• Required work:
Copy each line below that includes "flessibile".

• Provided records:
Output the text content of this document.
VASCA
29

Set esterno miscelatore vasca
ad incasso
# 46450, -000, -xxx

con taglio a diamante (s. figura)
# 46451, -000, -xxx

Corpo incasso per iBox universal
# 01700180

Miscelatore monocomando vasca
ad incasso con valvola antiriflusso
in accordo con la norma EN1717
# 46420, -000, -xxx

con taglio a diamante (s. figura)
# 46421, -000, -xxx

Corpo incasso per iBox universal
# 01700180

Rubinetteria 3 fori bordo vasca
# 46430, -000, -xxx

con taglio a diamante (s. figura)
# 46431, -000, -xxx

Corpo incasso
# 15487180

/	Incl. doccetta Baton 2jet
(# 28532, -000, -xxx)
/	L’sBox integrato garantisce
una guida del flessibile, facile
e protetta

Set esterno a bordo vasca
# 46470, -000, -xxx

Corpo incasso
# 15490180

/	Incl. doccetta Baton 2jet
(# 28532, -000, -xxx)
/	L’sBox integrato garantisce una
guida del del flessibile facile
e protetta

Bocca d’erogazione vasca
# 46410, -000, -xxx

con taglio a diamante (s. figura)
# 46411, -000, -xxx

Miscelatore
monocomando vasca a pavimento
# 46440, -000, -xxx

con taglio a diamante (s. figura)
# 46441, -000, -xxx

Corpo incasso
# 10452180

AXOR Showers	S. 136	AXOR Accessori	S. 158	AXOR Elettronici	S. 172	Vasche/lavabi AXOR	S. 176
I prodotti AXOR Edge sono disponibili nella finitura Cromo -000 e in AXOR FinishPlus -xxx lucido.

• Right answer:
una guida del flessibile, facile
guida del del flessibile facile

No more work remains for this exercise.